***** Data supplied
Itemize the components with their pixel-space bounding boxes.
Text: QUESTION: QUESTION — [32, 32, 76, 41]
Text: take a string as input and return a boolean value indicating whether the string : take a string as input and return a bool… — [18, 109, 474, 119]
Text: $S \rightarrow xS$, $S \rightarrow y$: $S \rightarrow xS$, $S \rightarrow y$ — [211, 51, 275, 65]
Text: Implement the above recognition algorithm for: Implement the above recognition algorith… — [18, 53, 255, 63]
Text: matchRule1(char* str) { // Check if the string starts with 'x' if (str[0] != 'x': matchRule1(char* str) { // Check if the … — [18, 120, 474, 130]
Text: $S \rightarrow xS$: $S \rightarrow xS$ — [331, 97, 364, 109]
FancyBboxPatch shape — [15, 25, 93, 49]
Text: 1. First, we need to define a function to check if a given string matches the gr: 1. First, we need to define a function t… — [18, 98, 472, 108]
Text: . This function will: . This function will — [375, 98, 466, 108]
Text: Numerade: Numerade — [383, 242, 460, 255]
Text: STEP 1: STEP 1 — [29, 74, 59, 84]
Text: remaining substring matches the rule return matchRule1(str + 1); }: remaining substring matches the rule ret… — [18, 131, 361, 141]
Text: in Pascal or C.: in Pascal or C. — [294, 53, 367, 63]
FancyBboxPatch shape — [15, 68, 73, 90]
**********
--- Stated problem ---
Copy every line above word for word, with no changes.

--- Task solution ---
Itemize the components with their pixel-space bounding boxes.
Text: QUESTION: QUESTION — [32, 32, 76, 41]
Text: take a string as input and return a boolean value indicating whether the string : take a string as input and return a bool… — [18, 109, 474, 119]
Text: $S \rightarrow xS$, $S \rightarrow y$: $S \rightarrow xS$, $S \rightarrow y$ — [211, 51, 275, 65]
Text: Implement the above recognition algorithm for: Implement the above recognition algorith… — [18, 53, 255, 63]
Text: matchRule1(char* str) { // Check if the string starts with 'x' if (str[0] != 'x': matchRule1(char* str) { // Check if the … — [18, 120, 474, 130]
Text: $S \rightarrow xS$: $S \rightarrow xS$ — [331, 97, 364, 109]
FancyBboxPatch shape — [15, 25, 93, 49]
Text: 1. First, we need to define a function to check if a given string matches the gr: 1. First, we need to define a function t… — [18, 98, 472, 108]
Text: . This function will: . This function will — [375, 98, 466, 108]
Text: Numerade: Numerade — [383, 242, 460, 255]
Text: STEP 1: STEP 1 — [29, 74, 59, 84]
Text: remaining substring matches the rule return matchRule1(str + 1); }: remaining substring matches the rule ret… — [18, 131, 361, 141]
Text: in Pascal or C.: in Pascal or C. — [294, 53, 367, 63]
FancyBboxPatch shape — [15, 68, 73, 90]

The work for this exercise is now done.